→ Given exercise: Write out all the data again, exactly as it stands.
=== Extracted material ===
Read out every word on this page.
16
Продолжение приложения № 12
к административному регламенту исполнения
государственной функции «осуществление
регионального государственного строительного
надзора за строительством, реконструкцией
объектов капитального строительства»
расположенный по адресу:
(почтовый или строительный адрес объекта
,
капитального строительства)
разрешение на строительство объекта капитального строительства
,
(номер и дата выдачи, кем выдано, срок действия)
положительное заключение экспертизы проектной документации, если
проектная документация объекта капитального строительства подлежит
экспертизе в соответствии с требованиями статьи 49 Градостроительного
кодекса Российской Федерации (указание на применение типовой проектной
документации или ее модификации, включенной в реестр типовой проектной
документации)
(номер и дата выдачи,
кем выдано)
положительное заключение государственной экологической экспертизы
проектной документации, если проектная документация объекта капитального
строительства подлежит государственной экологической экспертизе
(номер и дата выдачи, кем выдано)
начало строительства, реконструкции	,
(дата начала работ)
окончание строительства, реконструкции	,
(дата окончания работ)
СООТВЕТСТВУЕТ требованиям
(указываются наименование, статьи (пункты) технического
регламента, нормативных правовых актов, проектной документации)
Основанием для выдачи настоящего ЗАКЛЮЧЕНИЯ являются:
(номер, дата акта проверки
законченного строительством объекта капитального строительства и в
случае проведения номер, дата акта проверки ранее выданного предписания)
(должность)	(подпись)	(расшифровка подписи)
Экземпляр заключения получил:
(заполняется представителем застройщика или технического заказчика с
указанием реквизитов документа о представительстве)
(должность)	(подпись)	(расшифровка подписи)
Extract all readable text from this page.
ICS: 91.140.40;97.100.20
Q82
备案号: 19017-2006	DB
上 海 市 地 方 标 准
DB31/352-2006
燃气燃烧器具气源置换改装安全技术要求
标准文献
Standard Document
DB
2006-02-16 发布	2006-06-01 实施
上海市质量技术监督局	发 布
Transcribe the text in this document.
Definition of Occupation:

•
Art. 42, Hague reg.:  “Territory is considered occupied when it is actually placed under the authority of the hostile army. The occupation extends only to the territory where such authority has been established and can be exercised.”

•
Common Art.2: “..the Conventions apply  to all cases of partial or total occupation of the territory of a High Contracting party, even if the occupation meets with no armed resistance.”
===
→ The output:
Read out every word on this page.
16
Продолжение приложения № 12
к административному регламенту исполнения
государственной функции «осуществление
регионального государственного строительного
надзора за строительством, реконструкцией
объектов капитального строительства»
расположенный по адресу:
(почтовый или строительный адрес объекта
,
капитального строительства)
разрешение на строительство объекта капитального строительства
,
(номер и дата выдачи, кем выдано, срок действия)
положительное заключение экспертизы проектной документации, если
проектная документация объекта капитального строительства подлежит
экспертизе в соответствии с требованиями статьи 49 Градостроительного
кодекса Российской Федерации (указание на применение типовой проектной
документации или ее модификации, включенной в реестр типовой проектной
документации)
(номер и дата выдачи,
кем выдано)
положительное заключение государственной экологической экспертизы
проектной документации, если проектная документация объекта капитального
строительства подлежит государственной экологической экспертизе
(номер и дата выдачи, кем выдано)
начало строительства, реконструкции	,
(дата начала работ)
окончание строительства, реконструкции	,
(дата окончания работ)
СООТВЕТСТВУЕТ требованиям
(указываются наименование, статьи (пункты) технического
регламента, нормативных правовых актов, проектной документации)
Основанием для выдачи настоящего ЗАКЛЮЧЕНИЯ являются:
(номер, дата акта проверки
законченного строительством объекта капитального строительства и в
случае проведения номер, дата акта проверки ранее выданного предписания)
(должность)	(подпись)	(расшифровка подписи)
Экземпляр заключения получил:
(заполняется представителем застройщика или технического заказчика с
указанием реквизитов документа о представительстве)
(должность)	(подпись)	(расшифровка подписи)
Extract all readable text from this page.
ICS: 91.140.40;97.100.20
Q82
备案号: 19017-2006	DB
上 海 市 地 方 标 准
DB31/352-2006
燃气燃烧器具气源置换改装安全技术要求
标准文献
Standard Document
DB
2006-02-16 发布	2006-06-01 实施
上海市质量技术监督局	发 布
Transcribe the text in this document.
Definition of Occupation:

•
Art. 42, Hague reg.:  “Territory is considered occupied when it is actually placed under the authority of the hostile army. The occupation extends only to the territory where such authority has been established and can be exercised.”

•
Common Art.2: “..the Conventions apply  to all cases of partial or total occupation of the territory of a High Contracting party, even if the occupation meets with no armed resistance.”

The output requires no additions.